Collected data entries
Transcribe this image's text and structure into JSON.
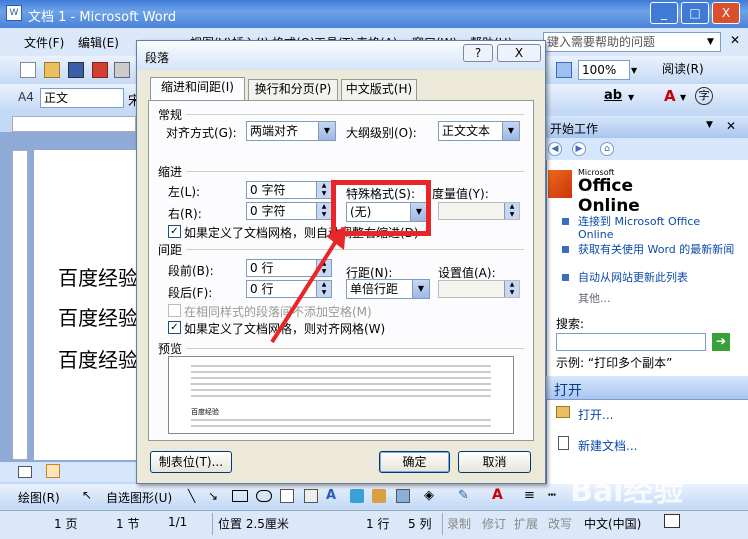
{
  "window": {
    "title": "文档 1 - Microsoft Word",
    "min": "_",
    "max": "□",
    "close": "X"
  },
  "menu": {
    "items": [
      "文件(F)",
      "编辑(E)",
      "视图(V)",
      "插入(I)",
      "格式(O)",
      "工具(T)",
      "表格(A)",
      "窗口(W)",
      "帮助(H)"
    ],
    "help_placeholder": "键入需要帮助的问题"
  },
  "toolbar": {
    "zoom": "100%",
    "read": "阅读(R)",
    "style": "正文",
    "font": "宋"
  },
  "document": {
    "lines": [
      "百度经验",
      "百度经验",
      "百度经验"
    ]
  },
  "taskpane": {
    "title": "开始工作",
    "logo_small": "Microsoft",
    "logo_big": "Office Online",
    "links": [
      "连接到 Microsoft Office Online",
      "获取有关使用 Word 的最新新闻",
      "自动从网站更新此列表"
    ],
    "other": "其他...",
    "search_label": "搜索:",
    "example": "示例: “打印多个副本”",
    "open_title": "打开",
    "open_link": "打开...",
    "new_doc": "新建文档..."
  },
  "dialog": {
    "title": "段落",
    "help": "?",
    "close": "X",
    "tabs": [
      "缩进和间距(I)",
      "换行和分页(P)",
      "中文版式(H)"
    ],
    "general": {
      "heading": "常规",
      "align_label": "对齐方式(G):",
      "align_value": "两端对齐",
      "outline_label": "大纲级别(O):",
      "outline_value": "正文文本"
    },
    "indent": {
      "heading": "缩进",
      "left_label": "左(L):",
      "left_value": "0 字符",
      "right_label": "右(R):",
      "right_value": "0 字符",
      "special_label": "特殊格式(S):",
      "special_value": "(无)",
      "measure_label": "度量值(Y):",
      "grid_check": "如果定义了文档网格，则自动调整右缩进(D)"
    },
    "spacing": {
      "heading": "间距",
      "before_label": "段前(B):",
      "before_value": "0 行",
      "after_label": "段后(F):",
      "after_value": "0 行",
      "line_label": "行距(N):",
      "line_value": "单倍行距",
      "at_label": "设置值(A):",
      "no_space_check": "在相同样式的段落间不添加空格(M)",
      "snap_check": "如果定义了文档网格，则对齐网格(W)"
    },
    "preview": {
      "heading": "预览",
      "sample": "百度经验"
    },
    "buttons": {
      "tabs": "制表位(T)...",
      "ok": "确定",
      "cancel": "取消"
    }
  },
  "drawbar": {
    "draw": "绘图(R)",
    "autoshape": "自选图形(U)"
  },
  "status": {
    "page": "1 页",
    "section": "1 节",
    "pages": "1/1",
    "position": "位置 2.5厘米",
    "line": "1 行",
    "col": "5 列",
    "rec": "录制",
    "rev": "修订",
    "ext": "扩展",
    "ovr": "改写",
    "lang": "中文(中国)"
  },
  "watermark": "Bai经验",
  "colors": {
    "accent": "#e8262a",
    "title_bar": "#3f7bd6",
    "link": "#0a4aa8"
  }
}
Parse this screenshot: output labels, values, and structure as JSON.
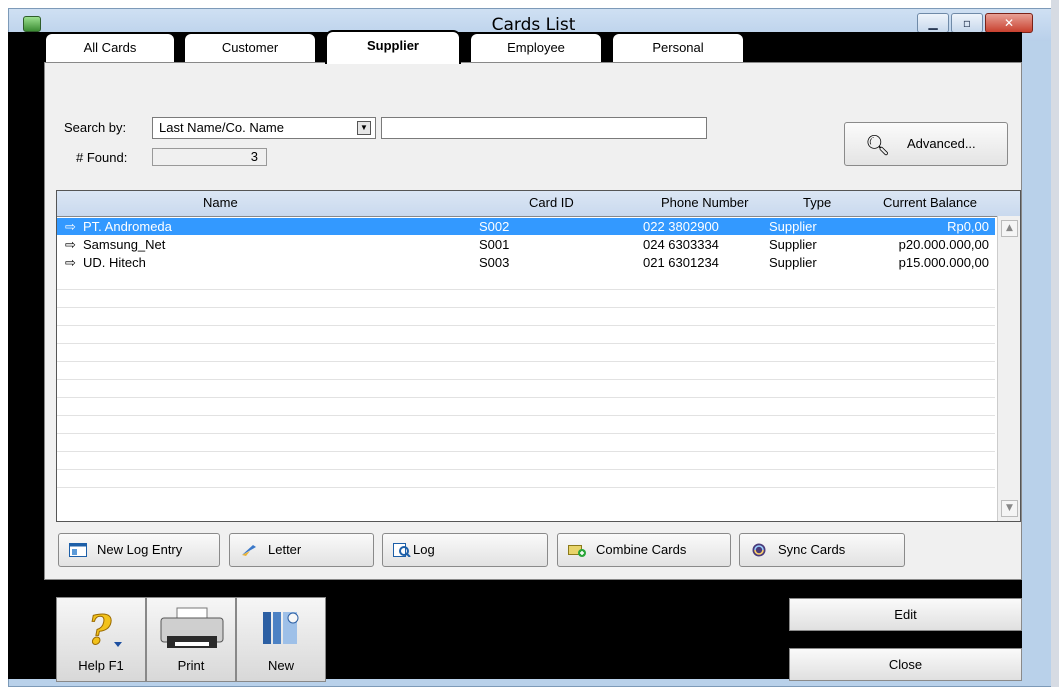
{
  "window": {
    "title": "Cards List",
    "min_icon": "minimize-icon",
    "max_icon": "maximize-icon",
    "close_icon": "close-icon"
  },
  "tabs": [
    {
      "label": "All Cards"
    },
    {
      "label": "Customer"
    },
    {
      "label": "Supplier"
    },
    {
      "label": "Employee"
    },
    {
      "label": "Personal"
    }
  ],
  "search": {
    "by_label": "Search by:",
    "by_value": "Last Name/Co. Name",
    "text_value": "",
    "found_label": "# Found:",
    "found_value": "3",
    "advanced_label": "Advanced..."
  },
  "grid": {
    "columns": [
      "Name",
      "Card ID",
      "Phone Number",
      "Type",
      "Current Balance"
    ],
    "rows": [
      {
        "arrow": "⇨",
        "name": "PT. Andromeda",
        "card_id": "S002",
        "phone": "022 3802900",
        "type": "Supplier",
        "balance": "Rp0,00"
      },
      {
        "arrow": "⇨",
        "name": "Samsung_Net",
        "card_id": "S001",
        "phone": "024 6303334",
        "type": "Supplier",
        "balance": "p20.000.000,00"
      },
      {
        "arrow": "⇨",
        "name": "UD. Hitech",
        "card_id": "S003",
        "phone": "021 6301234",
        "type": "Supplier",
        "balance": "p15.000.000,00"
      }
    ]
  },
  "actions": {
    "new_log": "New Log Entry",
    "letter": "Letter",
    "log": "Log",
    "combine": "Combine Cards",
    "sync": "Sync Cards"
  },
  "toolbar": {
    "help": "Help F1",
    "print": "Print",
    "new": "New"
  },
  "buttons": {
    "edit": "Edit",
    "close": "Close"
  },
  "colors": {
    "selection": "#3399ff",
    "title_bg": "#b9d1ea"
  }
}
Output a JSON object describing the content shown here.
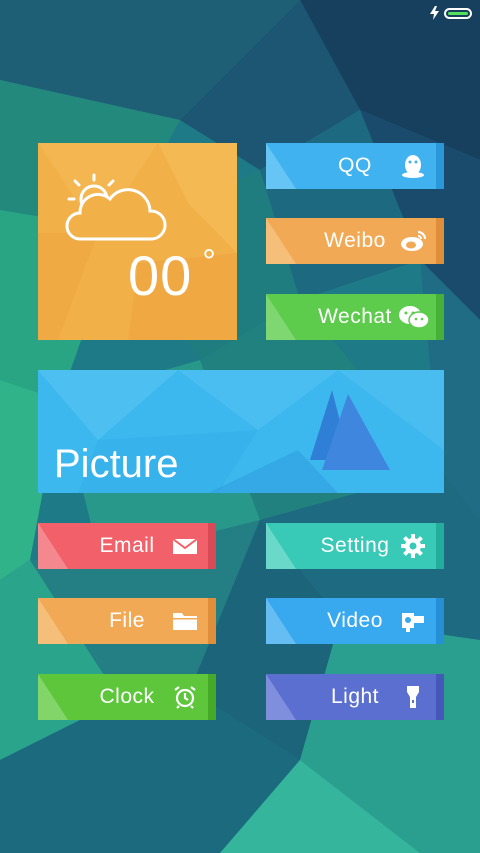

What this task involves
Sift through the entries and copy every line with "Cards".

Task result
    "title": "Cards List",
      "label": "All Cards"
    "combine": "Combine Cards",
    "sync": "Sync Cards"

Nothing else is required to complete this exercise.